§ **Records provided**
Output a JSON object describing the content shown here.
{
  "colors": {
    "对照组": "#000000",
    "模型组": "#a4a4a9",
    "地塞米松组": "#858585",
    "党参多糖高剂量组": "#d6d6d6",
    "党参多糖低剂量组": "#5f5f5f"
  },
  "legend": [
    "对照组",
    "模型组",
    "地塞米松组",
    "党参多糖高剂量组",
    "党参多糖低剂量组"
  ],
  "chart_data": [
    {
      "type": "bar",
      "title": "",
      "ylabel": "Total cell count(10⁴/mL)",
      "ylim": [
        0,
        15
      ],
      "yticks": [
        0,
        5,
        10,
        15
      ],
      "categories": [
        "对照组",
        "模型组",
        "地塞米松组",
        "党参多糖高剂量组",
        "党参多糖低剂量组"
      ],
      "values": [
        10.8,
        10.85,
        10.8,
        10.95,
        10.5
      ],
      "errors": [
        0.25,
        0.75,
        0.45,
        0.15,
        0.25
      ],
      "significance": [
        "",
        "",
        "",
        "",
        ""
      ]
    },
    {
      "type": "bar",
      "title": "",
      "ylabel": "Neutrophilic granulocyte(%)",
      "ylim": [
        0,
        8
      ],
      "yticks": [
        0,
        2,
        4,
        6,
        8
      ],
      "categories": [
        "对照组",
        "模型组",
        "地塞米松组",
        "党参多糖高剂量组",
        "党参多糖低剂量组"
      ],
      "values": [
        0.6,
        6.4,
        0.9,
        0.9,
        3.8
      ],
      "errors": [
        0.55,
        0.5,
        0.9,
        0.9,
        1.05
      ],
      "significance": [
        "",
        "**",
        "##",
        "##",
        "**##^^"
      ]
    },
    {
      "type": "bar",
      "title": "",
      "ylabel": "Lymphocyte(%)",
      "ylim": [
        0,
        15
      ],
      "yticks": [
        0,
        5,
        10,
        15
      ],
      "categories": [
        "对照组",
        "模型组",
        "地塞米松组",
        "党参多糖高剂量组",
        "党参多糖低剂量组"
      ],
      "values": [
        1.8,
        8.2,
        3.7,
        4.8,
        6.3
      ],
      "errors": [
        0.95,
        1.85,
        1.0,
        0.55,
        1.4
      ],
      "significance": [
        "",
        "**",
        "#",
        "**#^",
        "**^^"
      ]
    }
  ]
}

§ **What is being asked**
Each line of the listing should be copied exactly.

§ **The completed task**
Output a JSON object describing the content shown here.
{
  "colors": {
    "对照组": "#000000",
    "模型组": "#a4a4a9",
    "地塞米松组": "#858585",
    "党参多糖高剂量组": "#d6d6d6",
    "党参多糖低剂量组": "#5f5f5f"
  },
  "legend": [
    "对照组",
    "模型组",
    "地塞米松组",
    "党参多糖高剂量组",
    "党参多糖低剂量组"
  ],
  "chart_data": [
    {
      "type": "bar",
      "title": "",
      "ylabel": "Total cell count(10⁴/mL)",
      "ylim": [
        0,
        15
      ],
      "yticks": [
        0,
        5,
        10,
        15
      ],
      "categories": [
        "对照组",
        "模型组",
        "地塞米松组",
        "党参多糖高剂量组",
        "党参多糖低剂量组"
      ],
      "values": [
        10.8,
        10.85,
        10.8,
        10.95,
        10.5
      ],
      "errors": [
        0.25,
        0.75,
        0.45,
        0.15,
        0.25
      ],
      "significance": [
        "",
        "",
        "",
        "",
        ""
      ]
    },
    {
      "type": "bar",
      "title": "",
      "ylabel": "Neutrophilic granulocyte(%)",
      "ylim": [
        0,
        8
      ],
      "yticks": [
        0,
        2,
        4,
        6,
        8
      ],
      "categories": [
        "对照组",
        "模型组",
        "地塞米松组",
        "党参多糖高剂量组",
        "党参多糖低剂量组"
      ],
      "values": [
        0.6,
        6.4,
        0.9,
        0.9,
        3.8
      ],
      "errors": [
        0.55,
        0.5,
        0.9,
        0.9,
        1.05
      ],
      "significance": [
        "",
        "**",
        "##",
        "##",
        "**##^^"
      ]
    },
    {
      "type": "bar",
      "title": "",
      "ylabel": "Lymphocyte(%)",
      "ylim": [
        0,
        15
      ],
      "yticks": [
        0,
        5,
        10,
        15
      ],
      "categories": [
        "对照组",
        "模型组",
        "地塞米松组",
        "党参多糖高剂量组",
        "党参多糖低剂量组"
      ],
      "values": [
        1.8,
        8.2,
        3.7,
        4.8,
        6.3
      ],
      "errors": [
        0.95,
        1.85,
        1.0,
        0.55,
        1.4
      ],
      "significance": [
        "",
        "**",
        "#",
        "**#^",
        "**^^"
      ]
    }
  ]
}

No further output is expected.